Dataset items
------------------------------

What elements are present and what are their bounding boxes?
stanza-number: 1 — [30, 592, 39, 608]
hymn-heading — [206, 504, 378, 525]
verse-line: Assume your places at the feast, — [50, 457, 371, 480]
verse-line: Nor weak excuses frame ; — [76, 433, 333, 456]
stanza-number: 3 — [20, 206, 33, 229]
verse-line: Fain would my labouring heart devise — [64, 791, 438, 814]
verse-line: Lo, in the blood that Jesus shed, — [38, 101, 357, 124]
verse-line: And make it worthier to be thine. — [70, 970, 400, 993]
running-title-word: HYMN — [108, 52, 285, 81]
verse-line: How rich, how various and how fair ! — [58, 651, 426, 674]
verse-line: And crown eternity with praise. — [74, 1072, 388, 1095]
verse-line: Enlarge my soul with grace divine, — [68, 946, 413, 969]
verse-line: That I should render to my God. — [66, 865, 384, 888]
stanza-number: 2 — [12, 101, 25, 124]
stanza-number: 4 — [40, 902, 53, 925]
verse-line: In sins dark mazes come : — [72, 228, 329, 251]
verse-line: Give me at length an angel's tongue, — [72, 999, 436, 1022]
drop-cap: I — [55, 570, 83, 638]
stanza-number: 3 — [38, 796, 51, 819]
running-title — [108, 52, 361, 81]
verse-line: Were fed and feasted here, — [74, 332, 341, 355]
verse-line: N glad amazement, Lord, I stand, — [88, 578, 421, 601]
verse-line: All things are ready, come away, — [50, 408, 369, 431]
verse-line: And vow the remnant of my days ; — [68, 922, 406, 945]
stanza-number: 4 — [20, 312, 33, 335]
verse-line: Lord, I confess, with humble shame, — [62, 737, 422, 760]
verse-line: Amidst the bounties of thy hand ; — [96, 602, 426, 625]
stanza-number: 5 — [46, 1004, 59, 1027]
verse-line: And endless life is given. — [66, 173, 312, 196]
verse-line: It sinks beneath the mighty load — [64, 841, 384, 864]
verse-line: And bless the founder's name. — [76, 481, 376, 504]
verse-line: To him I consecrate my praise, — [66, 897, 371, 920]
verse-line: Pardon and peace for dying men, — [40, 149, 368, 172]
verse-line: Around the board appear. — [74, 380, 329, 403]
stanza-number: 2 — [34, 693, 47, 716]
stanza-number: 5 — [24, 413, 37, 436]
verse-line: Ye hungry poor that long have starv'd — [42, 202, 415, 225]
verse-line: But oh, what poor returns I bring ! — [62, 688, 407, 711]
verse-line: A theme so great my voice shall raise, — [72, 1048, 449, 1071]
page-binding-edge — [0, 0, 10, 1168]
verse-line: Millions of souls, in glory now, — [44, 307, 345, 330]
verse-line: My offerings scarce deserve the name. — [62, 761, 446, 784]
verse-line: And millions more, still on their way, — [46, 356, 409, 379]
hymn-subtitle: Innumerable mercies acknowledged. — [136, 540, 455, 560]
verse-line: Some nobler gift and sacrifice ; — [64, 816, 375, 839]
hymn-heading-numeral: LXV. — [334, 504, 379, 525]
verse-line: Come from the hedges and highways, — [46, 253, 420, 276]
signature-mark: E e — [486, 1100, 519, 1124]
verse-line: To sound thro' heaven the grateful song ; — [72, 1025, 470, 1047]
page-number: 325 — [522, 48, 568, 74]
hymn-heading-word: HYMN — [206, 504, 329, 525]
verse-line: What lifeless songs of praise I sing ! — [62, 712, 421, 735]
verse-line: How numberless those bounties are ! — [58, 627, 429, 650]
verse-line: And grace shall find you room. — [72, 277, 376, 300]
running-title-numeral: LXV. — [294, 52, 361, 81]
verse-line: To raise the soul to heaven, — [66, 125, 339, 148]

------------------------------

-- Brief --
Reproduce every line of the listing above verbatim, in its original order.

-- Expected output --
What elements are present and what are their bounding boxes?
stanza-number: 1 — [30, 592, 39, 608]
hymn-heading — [206, 504, 378, 525]
verse-line: Assume your places at the feast, — [50, 457, 371, 480]
verse-line: Nor weak excuses frame ; — [76, 433, 333, 456]
stanza-number: 3 — [20, 206, 33, 229]
verse-line: Fain would my labouring heart devise — [64, 791, 438, 814]
verse-line: Lo, in the blood that Jesus shed, — [38, 101, 357, 124]
verse-line: And make it worthier to be thine. — [70, 970, 400, 993]
running-title-word: HYMN — [108, 52, 285, 81]
verse-line: How rich, how various and how fair ! — [58, 651, 426, 674]
verse-line: And crown eternity with praise. — [74, 1072, 388, 1095]
verse-line: Enlarge my soul with grace divine, — [68, 946, 413, 969]
verse-line: That I should render to my God. — [66, 865, 384, 888]
stanza-number: 2 — [12, 101, 25, 124]
stanza-number: 4 — [40, 902, 53, 925]
verse-line: In sins dark mazes come : — [72, 228, 329, 251]
verse-line: Give me at length an angel's tongue, — [72, 999, 436, 1022]
drop-cap: I — [55, 570, 83, 638]
stanza-number: 3 — [38, 796, 51, 819]
running-title — [108, 52, 361, 81]
verse-line: Were fed and feasted here, — [74, 332, 341, 355]
verse-line: N glad amazement, Lord, I stand, — [88, 578, 421, 601]
verse-line: All things are ready, come away, — [50, 408, 369, 431]
verse-line: And vow the remnant of my days ; — [68, 922, 406, 945]
stanza-number: 4 — [20, 312, 33, 335]
verse-line: Lord, I confess, with humble shame, — [62, 737, 422, 760]
verse-line: Amidst the bounties of thy hand ; — [96, 602, 426, 625]
stanza-number: 5 — [46, 1004, 59, 1027]
verse-line: And endless life is given. — [66, 173, 312, 196]
verse-line: It sinks beneath the mighty load — [64, 841, 384, 864]
verse-line: And bless the founder's name. — [76, 481, 376, 504]
verse-line: To him I consecrate my praise, — [66, 897, 371, 920]
verse-line: Pardon and peace for dying men, — [40, 149, 368, 172]
verse-line: Around the board appear. — [74, 380, 329, 403]
stanza-number: 2 — [34, 693, 47, 716]
stanza-number: 5 — [24, 413, 37, 436]
verse-line: Ye hungry poor that long have starv'd — [42, 202, 415, 225]
verse-line: But oh, what poor returns I bring ! — [62, 688, 407, 711]
verse-line: A theme so great my voice shall raise, — [72, 1048, 449, 1071]
page-binding-edge — [0, 0, 10, 1168]
verse-line: Millions of souls, in glory now, — [44, 307, 345, 330]
verse-line: My offerings scarce deserve the name. — [62, 761, 446, 784]
verse-line: And millions more, still on their way, — [46, 356, 409, 379]
hymn-subtitle: Innumerable mercies acknowledged. — [136, 540, 455, 560]
verse-line: Some nobler gift and sacrifice ; — [64, 816, 375, 839]
hymn-heading-numeral: LXV. — [334, 504, 379, 525]
verse-line: Come from the hedges and highways, — [46, 253, 420, 276]
signature-mark: E e — [486, 1100, 519, 1124]
verse-line: To sound thro' heaven the grateful song ; — [72, 1025, 470, 1047]
page-number: 325 — [522, 48, 568, 74]
hymn-heading-word: HYMN — [206, 504, 329, 525]
verse-line: What lifeless songs of praise I sing ! — [62, 712, 421, 735]
verse-line: How numberless those bounties are ! — [58, 627, 429, 650]
verse-line: And grace shall find you room. — [72, 277, 376, 300]
running-title-numeral: LXV. — [294, 52, 361, 81]
verse-line: To raise the soul to heaven, — [66, 125, 339, 148]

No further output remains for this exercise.